====== Supplied records ======

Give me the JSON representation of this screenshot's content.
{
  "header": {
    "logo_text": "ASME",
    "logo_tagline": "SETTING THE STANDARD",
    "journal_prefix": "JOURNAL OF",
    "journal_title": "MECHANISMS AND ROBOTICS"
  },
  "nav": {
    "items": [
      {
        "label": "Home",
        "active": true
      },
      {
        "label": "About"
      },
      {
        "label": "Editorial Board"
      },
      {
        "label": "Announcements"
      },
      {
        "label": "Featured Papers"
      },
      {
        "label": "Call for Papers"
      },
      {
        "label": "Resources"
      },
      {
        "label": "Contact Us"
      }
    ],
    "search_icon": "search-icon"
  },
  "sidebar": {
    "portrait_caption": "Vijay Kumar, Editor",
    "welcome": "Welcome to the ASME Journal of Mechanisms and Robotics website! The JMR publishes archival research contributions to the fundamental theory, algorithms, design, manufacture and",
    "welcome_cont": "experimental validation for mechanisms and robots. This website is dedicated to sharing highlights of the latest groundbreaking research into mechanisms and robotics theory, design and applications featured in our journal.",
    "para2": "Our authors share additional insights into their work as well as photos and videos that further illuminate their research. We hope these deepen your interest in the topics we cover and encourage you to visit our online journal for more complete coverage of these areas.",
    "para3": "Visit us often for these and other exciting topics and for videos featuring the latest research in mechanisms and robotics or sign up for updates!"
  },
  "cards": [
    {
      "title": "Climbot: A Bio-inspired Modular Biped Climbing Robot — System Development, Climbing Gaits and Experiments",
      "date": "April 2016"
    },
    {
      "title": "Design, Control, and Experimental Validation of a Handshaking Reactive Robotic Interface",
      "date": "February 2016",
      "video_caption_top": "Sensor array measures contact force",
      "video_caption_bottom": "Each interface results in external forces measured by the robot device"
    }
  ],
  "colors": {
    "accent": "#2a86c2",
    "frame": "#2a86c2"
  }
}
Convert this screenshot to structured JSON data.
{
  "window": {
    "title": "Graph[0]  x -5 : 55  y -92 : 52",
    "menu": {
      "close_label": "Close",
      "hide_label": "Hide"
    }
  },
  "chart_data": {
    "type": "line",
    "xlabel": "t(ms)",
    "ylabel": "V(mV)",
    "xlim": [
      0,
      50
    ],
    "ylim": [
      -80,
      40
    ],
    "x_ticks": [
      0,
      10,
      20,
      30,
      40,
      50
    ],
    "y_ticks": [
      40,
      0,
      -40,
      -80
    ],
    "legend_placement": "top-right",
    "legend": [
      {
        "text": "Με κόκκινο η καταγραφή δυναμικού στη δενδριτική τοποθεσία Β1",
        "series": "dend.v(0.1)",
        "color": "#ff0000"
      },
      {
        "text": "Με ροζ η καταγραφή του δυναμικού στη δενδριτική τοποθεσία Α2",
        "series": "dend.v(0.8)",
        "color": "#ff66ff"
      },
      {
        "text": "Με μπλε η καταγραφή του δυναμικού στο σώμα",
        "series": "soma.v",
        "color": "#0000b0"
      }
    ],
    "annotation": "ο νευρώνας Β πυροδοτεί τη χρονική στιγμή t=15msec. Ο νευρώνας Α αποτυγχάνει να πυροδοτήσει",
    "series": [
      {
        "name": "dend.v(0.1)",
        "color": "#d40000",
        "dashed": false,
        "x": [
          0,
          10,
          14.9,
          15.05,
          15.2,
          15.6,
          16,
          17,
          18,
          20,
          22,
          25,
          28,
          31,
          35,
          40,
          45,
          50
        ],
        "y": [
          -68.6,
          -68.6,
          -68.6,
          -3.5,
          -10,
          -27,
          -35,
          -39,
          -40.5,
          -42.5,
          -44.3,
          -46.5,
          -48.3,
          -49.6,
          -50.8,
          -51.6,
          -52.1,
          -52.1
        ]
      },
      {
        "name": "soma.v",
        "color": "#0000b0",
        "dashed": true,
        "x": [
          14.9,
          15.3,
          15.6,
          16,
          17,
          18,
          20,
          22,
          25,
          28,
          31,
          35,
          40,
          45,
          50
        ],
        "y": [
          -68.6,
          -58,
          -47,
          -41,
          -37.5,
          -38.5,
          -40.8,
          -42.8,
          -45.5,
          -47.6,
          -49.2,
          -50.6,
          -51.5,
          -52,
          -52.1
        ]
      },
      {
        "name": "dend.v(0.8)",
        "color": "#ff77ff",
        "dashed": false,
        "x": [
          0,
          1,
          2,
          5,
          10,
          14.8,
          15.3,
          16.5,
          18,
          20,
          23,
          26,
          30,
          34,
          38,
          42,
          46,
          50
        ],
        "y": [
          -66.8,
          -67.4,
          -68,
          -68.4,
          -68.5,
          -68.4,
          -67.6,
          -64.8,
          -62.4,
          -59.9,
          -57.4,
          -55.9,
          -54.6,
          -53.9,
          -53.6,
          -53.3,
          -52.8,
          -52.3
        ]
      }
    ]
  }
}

======

What you need to do
Which lines include "screenshot"? Copy each of them out.

Answer below
Give me the JSON representation of this screenshot's content.
Convert this screenshot to structured JSON data.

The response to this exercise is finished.